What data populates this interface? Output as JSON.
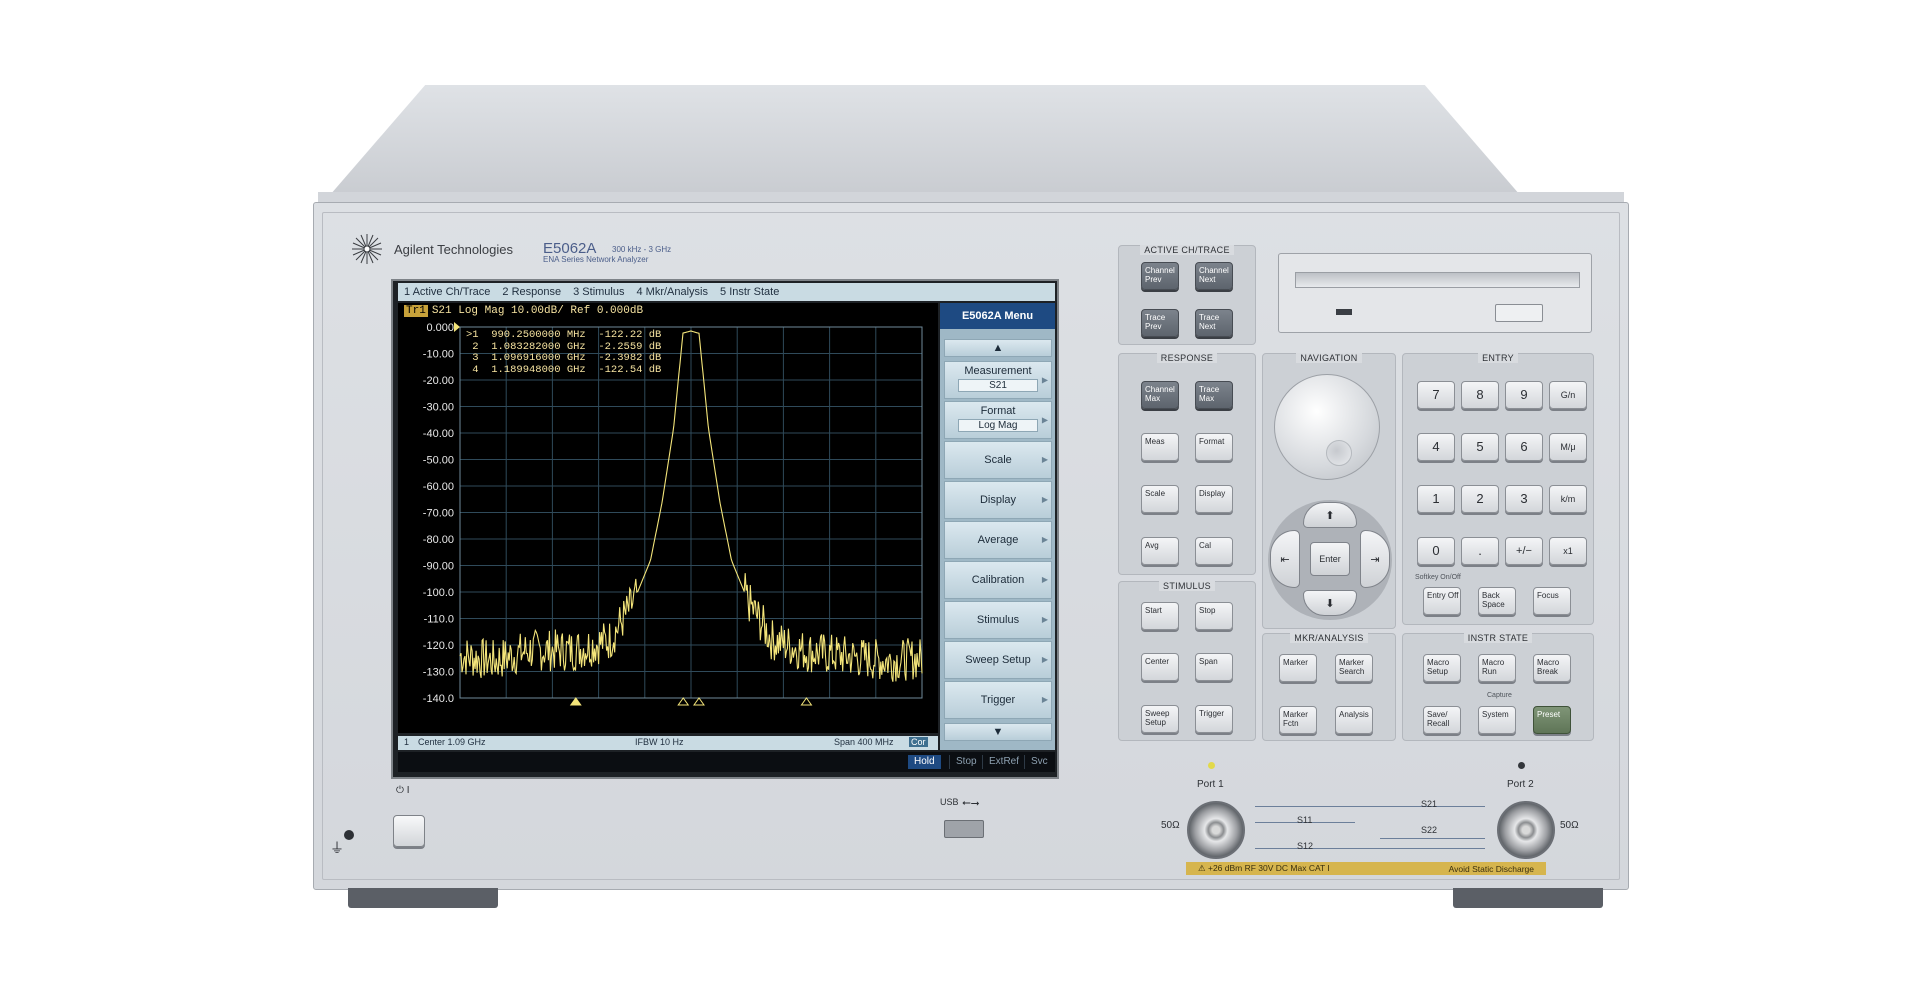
{
  "brand": {
    "name": "Agilent Technologies",
    "model": "E5062A",
    "range": "300 kHz - 3 GHz",
    "series": "ENA Series Network Analyzer"
  },
  "screen": {
    "menu": [
      "1 Active Ch/Trace",
      "2 Response",
      "3 Stimulus",
      "4 Mkr/Analysis",
      "5 Instr State"
    ],
    "trace_tag": "Tr1",
    "trace_header": "S21  Log Mag 10.00dB/ Ref 0.000dB",
    "y_ticks": [
      "0.000",
      "-10.00",
      "-20.00",
      "-30.00",
      "-40.00",
      "-50.00",
      "-60.00",
      "-70.00",
      "-80.00",
      "-90.00",
      "-100.0",
      "-110.0",
      "-120.0",
      "-130.0",
      "-140.0"
    ],
    "markers": [
      {
        "id": ">1",
        "freq": "990.2500000 MHz",
        "value": "-122.22 dB"
      },
      {
        "id": "2",
        "freq": "1.083282000 GHz",
        "value": "-2.2559 dB"
      },
      {
        "id": "3",
        "freq": "1.096916000 GHz",
        "value": "-2.3982 dB"
      },
      {
        "id": "4",
        "freq": "1.189948000 GHz",
        "value": "-122.54 dB"
      }
    ],
    "status": {
      "channel": "1",
      "center": "Center 1.09 GHz",
      "ifbw": "IFBW 10 Hz",
      "span": "Span 400 MHz",
      "cor": "Cor"
    },
    "bottom_buttons": [
      "Hold",
      "Stop",
      "ExtRef",
      "Svc"
    ],
    "softkeys": {
      "title": "E5062A Menu",
      "items": [
        {
          "label": "Measurement",
          "value": "S21"
        },
        {
          "label": "Format",
          "value": "Log Mag"
        },
        {
          "label": "Scale"
        },
        {
          "label": "Display"
        },
        {
          "label": "Average"
        },
        {
          "label": "Calibration"
        },
        {
          "label": "Stimulus"
        },
        {
          "label": "Sweep Setup"
        },
        {
          "label": "Trigger"
        }
      ]
    }
  },
  "chart_data": {
    "type": "line",
    "title": "S21 Log Mag 10.00dB/ Ref 0.000dB",
    "xlabel": "",
    "ylabel": "",
    "x_unit": "GHz",
    "xlim": [
      0.89,
      1.29
    ],
    "ylim": [
      -140,
      0
    ],
    "grid": true,
    "series": [
      {
        "name": "S21",
        "x": [
          0.89,
          0.92,
          0.95,
          0.99,
          1.02,
          1.04,
          1.055,
          1.065,
          1.075,
          1.083,
          1.09,
          1.097,
          1.105,
          1.115,
          1.125,
          1.14,
          1.16,
          1.19,
          1.22,
          1.26,
          1.29
        ],
        "values": [
          -124,
          -126,
          -122,
          -122,
          -118,
          -104,
          -88,
          -66,
          -38,
          -2.3,
          -1.5,
          -2.4,
          -38,
          -66,
          -88,
          -104,
          -118,
          -122.5,
          -124,
          -126,
          -125
        ]
      }
    ],
    "marker_points": [
      {
        "x": 0.99025,
        "y": -122.22
      },
      {
        "x": 1.083282,
        "y": -2.2559
      },
      {
        "x": 1.096916,
        "y": -2.3982
      },
      {
        "x": 1.189948,
        "y": -122.54
      }
    ]
  },
  "front_panel": {
    "active_ch": {
      "title": "ACTIVE CH/TRACE",
      "keys": [
        "Channel Prev",
        "Channel Next",
        "Trace Prev",
        "Trace Next"
      ]
    },
    "response": {
      "title": "RESPONSE",
      "keys": [
        "Channel Max",
        "Trace Max",
        "Meas",
        "Format",
        "Scale",
        "Display",
        "Avg",
        "Cal"
      ]
    },
    "stimulus": {
      "title": "STIMULUS",
      "keys": [
        "Start",
        "Stop",
        "Center",
        "Span",
        "Sweep Setup",
        "Trigger"
      ]
    },
    "navigation": {
      "title": "NAVIGATION",
      "enter": "Enter"
    },
    "mkr": {
      "title": "MKR/ANALYSIS",
      "keys": [
        "Marker",
        "Marker Search",
        "Marker Fctn",
        "Analysis"
      ]
    },
    "entry": {
      "title": "ENTRY",
      "keys": [
        "7",
        "8",
        "9",
        "G/n",
        "4",
        "5",
        "6",
        "M/μ",
        "1",
        "2",
        "3",
        "k/m",
        "0",
        ".",
        "+/−",
        "x1"
      ],
      "note": "Softkey On/Off",
      "bottom": [
        "Entry Off",
        "Back Space",
        "Focus"
      ]
    },
    "instr": {
      "title": "INSTR STATE",
      "keys": [
        "Macro Setup",
        "Macro Run",
        "Macro Break",
        "Save/ Recall",
        "System",
        "Preset"
      ],
      "note": "Capture"
    },
    "ports": {
      "port1": "Port 1",
      "port2": "Port 2",
      "ohm": "50Ω",
      "s21": "S21",
      "s11": "S11",
      "s22": "S22",
      "s12": "S12"
    },
    "warning": {
      "left": "⚠ +26 dBm RF 30V DC Max CAT I",
      "right": "Avoid Static Discharge"
    },
    "usb": "USB",
    "power": "⏻ I"
  }
}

What you need to do:
Make a verbatim copy of all the entries and strip out the pictures.

Problem solution:
What data populates this interface? Output as JSON.
{
  "brand": {
    "name": "Agilent Technologies",
    "model": "E5062A",
    "range": "300 kHz - 3 GHz",
    "series": "ENA Series Network Analyzer"
  },
  "screen": {
    "menu": [
      "1 Active Ch/Trace",
      "2 Response",
      "3 Stimulus",
      "4 Mkr/Analysis",
      "5 Instr State"
    ],
    "trace_tag": "Tr1",
    "trace_header": "S21  Log Mag 10.00dB/ Ref 0.000dB",
    "y_ticks": [
      "0.000",
      "-10.00",
      "-20.00",
      "-30.00",
      "-40.00",
      "-50.00",
      "-60.00",
      "-70.00",
      "-80.00",
      "-90.00",
      "-100.0",
      "-110.0",
      "-120.0",
      "-130.0",
      "-140.0"
    ],
    "markers": [
      {
        "id": ">1",
        "freq": "990.2500000 MHz",
        "value": "-122.22 dB"
      },
      {
        "id": "2",
        "freq": "1.083282000 GHz",
        "value": "-2.2559 dB"
      },
      {
        "id": "3",
        "freq": "1.096916000 GHz",
        "value": "-2.3982 dB"
      },
      {
        "id": "4",
        "freq": "1.189948000 GHz",
        "value": "-122.54 dB"
      }
    ],
    "status": {
      "channel": "1",
      "center": "Center 1.09 GHz",
      "ifbw": "IFBW 10 Hz",
      "span": "Span 400 MHz",
      "cor": "Cor"
    },
    "bottom_buttons": [
      "Hold",
      "Stop",
      "ExtRef",
      "Svc"
    ],
    "softkeys": {
      "title": "E5062A Menu",
      "items": [
        {
          "label": "Measurement",
          "value": "S21"
        },
        {
          "label": "Format",
          "value": "Log Mag"
        },
        {
          "label": "Scale"
        },
        {
          "label": "Display"
        },
        {
          "label": "Average"
        },
        {
          "label": "Calibration"
        },
        {
          "label": "Stimulus"
        },
        {
          "label": "Sweep Setup"
        },
        {
          "label": "Trigger"
        }
      ]
    }
  },
  "chart_data": {
    "type": "line",
    "title": "S21 Log Mag 10.00dB/ Ref 0.000dB",
    "xlabel": "",
    "ylabel": "",
    "x_unit": "GHz",
    "xlim": [
      0.89,
      1.29
    ],
    "ylim": [
      -140,
      0
    ],
    "grid": true,
    "series": [
      {
        "name": "S21",
        "x": [
          0.89,
          0.92,
          0.95,
          0.99,
          1.02,
          1.04,
          1.055,
          1.065,
          1.075,
          1.083,
          1.09,
          1.097,
          1.105,
          1.115,
          1.125,
          1.14,
          1.16,
          1.19,
          1.22,
          1.26,
          1.29
        ],
        "values": [
          -124,
          -126,
          -122,
          -122,
          -118,
          -104,
          -88,
          -66,
          -38,
          -2.3,
          -1.5,
          -2.4,
          -38,
          -66,
          -88,
          -104,
          -118,
          -122.5,
          -124,
          -126,
          -125
        ]
      }
    ],
    "marker_points": [
      {
        "x": 0.99025,
        "y": -122.22
      },
      {
        "x": 1.083282,
        "y": -2.2559
      },
      {
        "x": 1.096916,
        "y": -2.3982
      },
      {
        "x": 1.189948,
        "y": -122.54
      }
    ]
  },
  "front_panel": {
    "active_ch": {
      "title": "ACTIVE CH/TRACE",
      "keys": [
        "Channel Prev",
        "Channel Next",
        "Trace Prev",
        "Trace Next"
      ]
    },
    "response": {
      "title": "RESPONSE",
      "keys": [
        "Channel Max",
        "Trace Max",
        "Meas",
        "Format",
        "Scale",
        "Display",
        "Avg",
        "Cal"
      ]
    },
    "stimulus": {
      "title": "STIMULUS",
      "keys": [
        "Start",
        "Stop",
        "Center",
        "Span",
        "Sweep Setup",
        "Trigger"
      ]
    },
    "navigation": {
      "title": "NAVIGATION",
      "enter": "Enter"
    },
    "mkr": {
      "title": "MKR/ANALYSIS",
      "keys": [
        "Marker",
        "Marker Search",
        "Marker Fctn",
        "Analysis"
      ]
    },
    "entry": {
      "title": "ENTRY",
      "keys": [
        "7",
        "8",
        "9",
        "G/n",
        "4",
        "5",
        "6",
        "M/μ",
        "1",
        "2",
        "3",
        "k/m",
        "0",
        ".",
        "+/−",
        "x1"
      ],
      "note": "Softkey On/Off",
      "bottom": [
        "Entry Off",
        "Back Space",
        "Focus"
      ]
    },
    "instr": {
      "title": "INSTR STATE",
      "keys": [
        "Macro Setup",
        "Macro Run",
        "Macro Break",
        "Save/ Recall",
        "System",
        "Preset"
      ],
      "note": "Capture"
    },
    "ports": {
      "port1": "Port 1",
      "port2": "Port 2",
      "ohm": "50Ω",
      "s21": "S21",
      "s11": "S11",
      "s22": "S22",
      "s12": "S12"
    },
    "warning": {
      "left": "⚠ +26 dBm RF 30V DC Max CAT I",
      "right": "Avoid Static Discharge"
    },
    "usb": "USB",
    "power": "⏻ I"
  }
}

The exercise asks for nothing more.